• **Entries with figure data**
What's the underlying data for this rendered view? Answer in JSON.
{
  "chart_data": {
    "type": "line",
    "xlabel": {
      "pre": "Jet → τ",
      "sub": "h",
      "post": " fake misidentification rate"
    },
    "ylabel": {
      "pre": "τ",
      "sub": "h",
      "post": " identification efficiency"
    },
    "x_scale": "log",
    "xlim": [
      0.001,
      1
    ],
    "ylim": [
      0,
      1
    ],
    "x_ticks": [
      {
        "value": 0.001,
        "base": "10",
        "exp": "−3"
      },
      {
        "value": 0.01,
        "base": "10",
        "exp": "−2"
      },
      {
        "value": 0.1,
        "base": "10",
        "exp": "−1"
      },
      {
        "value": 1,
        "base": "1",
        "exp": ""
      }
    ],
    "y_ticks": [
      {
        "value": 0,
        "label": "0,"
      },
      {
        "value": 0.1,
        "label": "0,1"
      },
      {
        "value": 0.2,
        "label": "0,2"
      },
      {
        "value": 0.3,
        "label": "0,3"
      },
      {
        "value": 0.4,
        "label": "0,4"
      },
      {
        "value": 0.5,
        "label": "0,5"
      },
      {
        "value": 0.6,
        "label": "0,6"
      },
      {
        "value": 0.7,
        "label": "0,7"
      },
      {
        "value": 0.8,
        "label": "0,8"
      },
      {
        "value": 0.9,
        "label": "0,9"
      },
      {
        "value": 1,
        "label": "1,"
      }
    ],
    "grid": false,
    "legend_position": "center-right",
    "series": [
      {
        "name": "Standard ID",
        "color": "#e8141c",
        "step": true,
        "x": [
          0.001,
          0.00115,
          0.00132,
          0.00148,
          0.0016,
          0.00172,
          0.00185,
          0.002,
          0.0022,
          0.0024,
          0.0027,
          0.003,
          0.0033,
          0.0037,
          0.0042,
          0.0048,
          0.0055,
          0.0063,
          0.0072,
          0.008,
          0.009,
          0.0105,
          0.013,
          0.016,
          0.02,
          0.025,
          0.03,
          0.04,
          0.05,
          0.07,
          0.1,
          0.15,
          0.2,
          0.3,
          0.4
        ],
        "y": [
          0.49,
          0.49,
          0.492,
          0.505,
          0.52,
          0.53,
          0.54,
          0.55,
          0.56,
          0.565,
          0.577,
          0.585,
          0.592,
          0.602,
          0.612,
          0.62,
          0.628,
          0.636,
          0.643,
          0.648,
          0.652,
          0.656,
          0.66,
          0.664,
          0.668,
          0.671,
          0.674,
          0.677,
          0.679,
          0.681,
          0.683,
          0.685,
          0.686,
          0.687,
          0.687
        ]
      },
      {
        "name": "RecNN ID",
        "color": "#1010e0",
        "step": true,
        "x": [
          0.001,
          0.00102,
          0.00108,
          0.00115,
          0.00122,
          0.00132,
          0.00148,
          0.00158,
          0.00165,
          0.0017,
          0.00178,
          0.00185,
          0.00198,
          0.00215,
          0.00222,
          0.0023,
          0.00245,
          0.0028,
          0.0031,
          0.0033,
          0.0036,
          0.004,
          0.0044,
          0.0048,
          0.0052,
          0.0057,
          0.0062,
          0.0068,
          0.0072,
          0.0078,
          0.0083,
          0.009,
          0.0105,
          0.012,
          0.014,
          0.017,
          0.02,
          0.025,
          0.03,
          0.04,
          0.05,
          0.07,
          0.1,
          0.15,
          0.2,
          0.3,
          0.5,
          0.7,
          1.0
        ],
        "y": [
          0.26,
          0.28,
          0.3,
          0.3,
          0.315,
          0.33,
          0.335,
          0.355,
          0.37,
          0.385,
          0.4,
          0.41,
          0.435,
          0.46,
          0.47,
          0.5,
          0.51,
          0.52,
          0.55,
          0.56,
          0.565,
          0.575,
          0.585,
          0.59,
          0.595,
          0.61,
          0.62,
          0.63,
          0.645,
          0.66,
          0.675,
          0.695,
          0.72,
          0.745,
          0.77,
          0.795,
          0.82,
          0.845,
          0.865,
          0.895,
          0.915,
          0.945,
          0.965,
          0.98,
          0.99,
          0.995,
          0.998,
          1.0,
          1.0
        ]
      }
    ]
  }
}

• **What the exercise asks**
Could you reproduce every record above exactly as it appears?

• **Expected answer**
What's the underlying data for this rendered view? Answer in JSON.
{
  "chart_data": {
    "type": "line",
    "xlabel": {
      "pre": "Jet → τ",
      "sub": "h",
      "post": " fake misidentification rate"
    },
    "ylabel": {
      "pre": "τ",
      "sub": "h",
      "post": " identification efficiency"
    },
    "x_scale": "log",
    "xlim": [
      0.001,
      1
    ],
    "ylim": [
      0,
      1
    ],
    "x_ticks": [
      {
        "value": 0.001,
        "base": "10",
        "exp": "−3"
      },
      {
        "value": 0.01,
        "base": "10",
        "exp": "−2"
      },
      {
        "value": 0.1,
        "base": "10",
        "exp": "−1"
      },
      {
        "value": 1,
        "base": "1",
        "exp": ""
      }
    ],
    "y_ticks": [
      {
        "value": 0,
        "label": "0,"
      },
      {
        "value": 0.1,
        "label": "0,1"
      },
      {
        "value": 0.2,
        "label": "0,2"
      },
      {
        "value": 0.3,
        "label": "0,3"
      },
      {
        "value": 0.4,
        "label": "0,4"
      },
      {
        "value": 0.5,
        "label": "0,5"
      },
      {
        "value": 0.6,
        "label": "0,6"
      },
      {
        "value": 0.7,
        "label": "0,7"
      },
      {
        "value": 0.8,
        "label": "0,8"
      },
      {
        "value": 0.9,
        "label": "0,9"
      },
      {
        "value": 1,
        "label": "1,"
      }
    ],
    "grid": false,
    "legend_position": "center-right",
    "series": [
      {
        "name": "Standard ID",
        "color": "#e8141c",
        "step": true,
        "x": [
          0.001,
          0.00115,
          0.00132,
          0.00148,
          0.0016,
          0.00172,
          0.00185,
          0.002,
          0.0022,
          0.0024,
          0.0027,
          0.003,
          0.0033,
          0.0037,
          0.0042,
          0.0048,
          0.0055,
          0.0063,
          0.0072,
          0.008,
          0.009,
          0.0105,
          0.013,
          0.016,
          0.02,
          0.025,
          0.03,
          0.04,
          0.05,
          0.07,
          0.1,
          0.15,
          0.2,
          0.3,
          0.4
        ],
        "y": [
          0.49,
          0.49,
          0.492,
          0.505,
          0.52,
          0.53,
          0.54,
          0.55,
          0.56,
          0.565,
          0.577,
          0.585,
          0.592,
          0.602,
          0.612,
          0.62,
          0.628,
          0.636,
          0.643,
          0.648,
          0.652,
          0.656,
          0.66,
          0.664,
          0.668,
          0.671,
          0.674,
          0.677,
          0.679,
          0.681,
          0.683,
          0.685,
          0.686,
          0.687,
          0.687
        ]
      },
      {
        "name": "RecNN ID",
        "color": "#1010e0",
        "step": true,
        "x": [
          0.001,
          0.00102,
          0.00108,
          0.00115,
          0.00122,
          0.00132,
          0.00148,
          0.00158,
          0.00165,
          0.0017,
          0.00178,
          0.00185,
          0.00198,
          0.00215,
          0.00222,
          0.0023,
          0.00245,
          0.0028,
          0.0031,
          0.0033,
          0.0036,
          0.004,
          0.0044,
          0.0048,
          0.0052,
          0.0057,
          0.0062,
          0.0068,
          0.0072,
          0.0078,
          0.0083,
          0.009,
          0.0105,
          0.012,
          0.014,
          0.017,
          0.02,
          0.025,
          0.03,
          0.04,
          0.05,
          0.07,
          0.1,
          0.15,
          0.2,
          0.3,
          0.5,
          0.7,
          1.0
        ],
        "y": [
          0.26,
          0.28,
          0.3,
          0.3,
          0.315,
          0.33,
          0.335,
          0.355,
          0.37,
          0.385,
          0.4,
          0.41,
          0.435,
          0.46,
          0.47,
          0.5,
          0.51,
          0.52,
          0.55,
          0.56,
          0.565,
          0.575,
          0.585,
          0.59,
          0.595,
          0.61,
          0.62,
          0.63,
          0.645,
          0.66,
          0.675,
          0.695,
          0.72,
          0.745,
          0.77,
          0.795,
          0.82,
          0.845,
          0.865,
          0.895,
          0.915,
          0.945,
          0.965,
          0.98,
          0.99,
          0.995,
          0.998,
          1.0,
          1.0
        ]
      }
    ]
  }
}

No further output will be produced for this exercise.